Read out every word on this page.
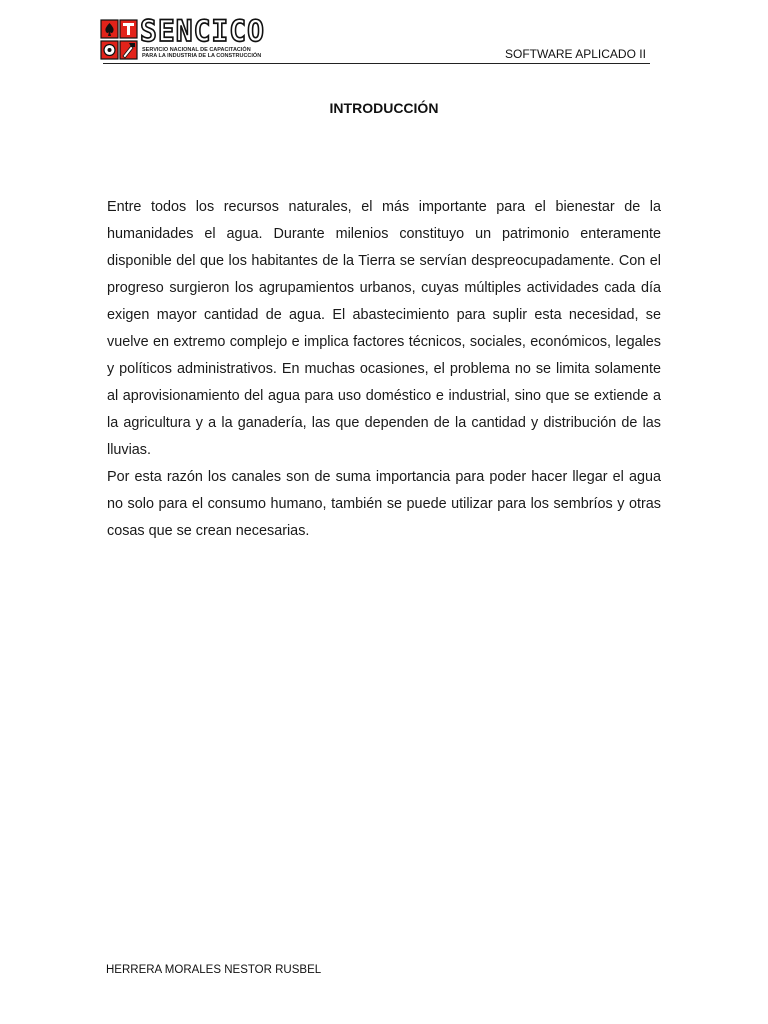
SENCICO
SERVICIO NACIONAL DE CAPACITACIÓN
PARA LA INDUSTRIA DE LA CONSTRUCCIÓN	SOFTWARE APLICADO II
INTRODUCCIÓN

Entre todos los recursos naturales, el más importante para el bienestar de la humanidades el agua. Durante milenios constituyo un patrimonio enteramente disponible del que los habitantes de la Tierra se servían despreocupadamente. Con el progreso surgieron los agrupamientos urbanos, cuyas múltiples actividades cada día exigen mayor cantidad de agua. El abastecimiento para suplir esta necesidad, se vuelve en extremo complejo e implica factores técnicos, sociales, económicos, legales y políticos administrativos. En muchas ocasiones, el problema no se limita solamente al aprovisionamiento del agua para uso doméstico e industrial, sino que se extiende a la agricultura y a la ganadería, las que dependen de la cantidad y distribución de las lluvias.

Por esta razón los canales son de suma importancia para poder hacer llegar el agua no solo para el consumo humano, también se puede utilizar para los sembríos y otras cosas que se crean necesarias.

HERRERA MORALES NESTOR RUSBEL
_ _ _ _ _ _ _
Take the listing and print it again exactly, but without any pictures.

### Final result:
Read out every word on this page.
SENCICO
SERVICIO NACIONAL DE CAPACITACIÓN
PARA LA INDUSTRIA DE LA CONSTRUCCIÓN	SOFTWARE APLICADO II
INTRODUCCIÓN

Entre todos los recursos naturales, el más importante para el bienestar de la humanidades el agua. Durante milenios constituyo un patrimonio enteramente disponible del que los habitantes de la Tierra se servían despreocupadamente. Con el progreso surgieron los agrupamientos urbanos, cuyas múltiples actividades cada día exigen mayor cantidad de agua. El abastecimiento para suplir esta necesidad, se vuelve en extremo complejo e implica factores técnicos, sociales, económicos, legales y políticos administrativos. En muchas ocasiones, el problema no se limita solamente al aprovisionamiento del agua para uso doméstico e industrial, sino que se extiende a la agricultura y a la ganadería, las que dependen de la cantidad y distribución de las lluvias.

Por esta razón los canales son de suma importancia para poder hacer llegar el agua no solo para el consumo humano, también se puede utilizar para los sembríos y otras cosas que se crean necesarias.

HERRERA MORALES NESTOR RUSBEL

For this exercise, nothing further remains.